--- Begin RAW RECORDS ---
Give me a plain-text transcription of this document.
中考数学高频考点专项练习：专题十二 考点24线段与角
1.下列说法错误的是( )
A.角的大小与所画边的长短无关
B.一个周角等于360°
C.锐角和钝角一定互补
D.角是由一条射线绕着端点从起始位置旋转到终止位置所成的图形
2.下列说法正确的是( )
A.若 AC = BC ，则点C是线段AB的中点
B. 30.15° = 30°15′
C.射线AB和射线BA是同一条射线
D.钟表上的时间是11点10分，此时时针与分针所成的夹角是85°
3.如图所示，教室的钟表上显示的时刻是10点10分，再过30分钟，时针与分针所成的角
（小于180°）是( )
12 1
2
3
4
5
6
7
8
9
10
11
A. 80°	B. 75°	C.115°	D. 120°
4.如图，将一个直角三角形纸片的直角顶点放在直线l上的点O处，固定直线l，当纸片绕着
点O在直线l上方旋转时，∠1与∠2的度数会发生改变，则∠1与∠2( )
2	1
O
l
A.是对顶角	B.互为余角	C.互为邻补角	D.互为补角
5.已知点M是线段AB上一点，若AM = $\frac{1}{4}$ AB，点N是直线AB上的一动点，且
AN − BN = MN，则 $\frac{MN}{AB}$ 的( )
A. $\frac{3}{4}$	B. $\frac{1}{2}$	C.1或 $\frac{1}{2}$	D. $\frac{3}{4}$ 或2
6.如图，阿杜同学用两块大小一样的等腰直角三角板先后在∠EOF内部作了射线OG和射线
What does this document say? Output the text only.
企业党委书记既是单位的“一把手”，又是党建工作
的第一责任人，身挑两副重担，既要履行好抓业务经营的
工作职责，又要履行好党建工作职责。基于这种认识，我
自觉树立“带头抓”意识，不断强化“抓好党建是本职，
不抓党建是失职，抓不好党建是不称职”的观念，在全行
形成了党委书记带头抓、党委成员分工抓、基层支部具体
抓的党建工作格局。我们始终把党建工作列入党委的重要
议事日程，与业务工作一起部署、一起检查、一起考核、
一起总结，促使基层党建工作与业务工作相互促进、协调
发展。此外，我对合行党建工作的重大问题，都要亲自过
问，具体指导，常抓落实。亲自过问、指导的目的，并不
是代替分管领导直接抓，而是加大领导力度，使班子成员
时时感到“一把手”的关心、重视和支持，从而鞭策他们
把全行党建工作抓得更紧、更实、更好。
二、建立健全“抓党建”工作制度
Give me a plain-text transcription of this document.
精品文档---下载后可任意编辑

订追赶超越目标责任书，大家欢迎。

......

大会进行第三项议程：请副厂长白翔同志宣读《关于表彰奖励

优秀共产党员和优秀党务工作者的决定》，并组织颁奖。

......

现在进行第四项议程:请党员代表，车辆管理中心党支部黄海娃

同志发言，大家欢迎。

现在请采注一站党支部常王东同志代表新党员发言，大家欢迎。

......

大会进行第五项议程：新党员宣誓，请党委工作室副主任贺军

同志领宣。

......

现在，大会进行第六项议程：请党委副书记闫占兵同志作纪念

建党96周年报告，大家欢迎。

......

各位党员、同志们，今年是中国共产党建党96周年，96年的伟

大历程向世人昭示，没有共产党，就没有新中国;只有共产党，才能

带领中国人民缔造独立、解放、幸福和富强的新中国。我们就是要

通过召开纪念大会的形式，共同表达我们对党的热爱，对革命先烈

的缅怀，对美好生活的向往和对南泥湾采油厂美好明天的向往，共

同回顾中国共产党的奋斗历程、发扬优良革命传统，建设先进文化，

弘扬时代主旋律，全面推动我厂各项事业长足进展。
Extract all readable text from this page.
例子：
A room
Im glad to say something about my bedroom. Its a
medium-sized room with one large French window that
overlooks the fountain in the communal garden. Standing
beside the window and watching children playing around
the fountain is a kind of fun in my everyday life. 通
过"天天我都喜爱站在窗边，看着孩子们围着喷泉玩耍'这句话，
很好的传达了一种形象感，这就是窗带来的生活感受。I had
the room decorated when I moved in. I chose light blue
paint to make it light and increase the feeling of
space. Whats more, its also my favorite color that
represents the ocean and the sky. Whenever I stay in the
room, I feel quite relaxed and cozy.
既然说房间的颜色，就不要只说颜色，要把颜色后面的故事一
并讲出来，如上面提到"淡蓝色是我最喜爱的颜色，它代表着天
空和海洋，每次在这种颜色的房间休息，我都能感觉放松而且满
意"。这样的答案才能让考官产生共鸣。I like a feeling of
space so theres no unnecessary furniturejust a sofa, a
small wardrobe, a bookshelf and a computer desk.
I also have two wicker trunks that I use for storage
--- End RAW RECORDS ---
» AIM
Identify every line holding the word "frac" and copy it out.

» TASK SOLUTION
5.已知点M是线段AB上一点，若AM = $\frac{1}{4}$ AB，点N是直线AB上的一动点，且
AN − BN = MN，则 $\frac{MN}{AB}$ 的( )
A. $\frac{3}{4}$	B. $\frac{1}{2}$	C.1或 $\frac{1}{2}$	D. $\frac{3}{4}$ 或2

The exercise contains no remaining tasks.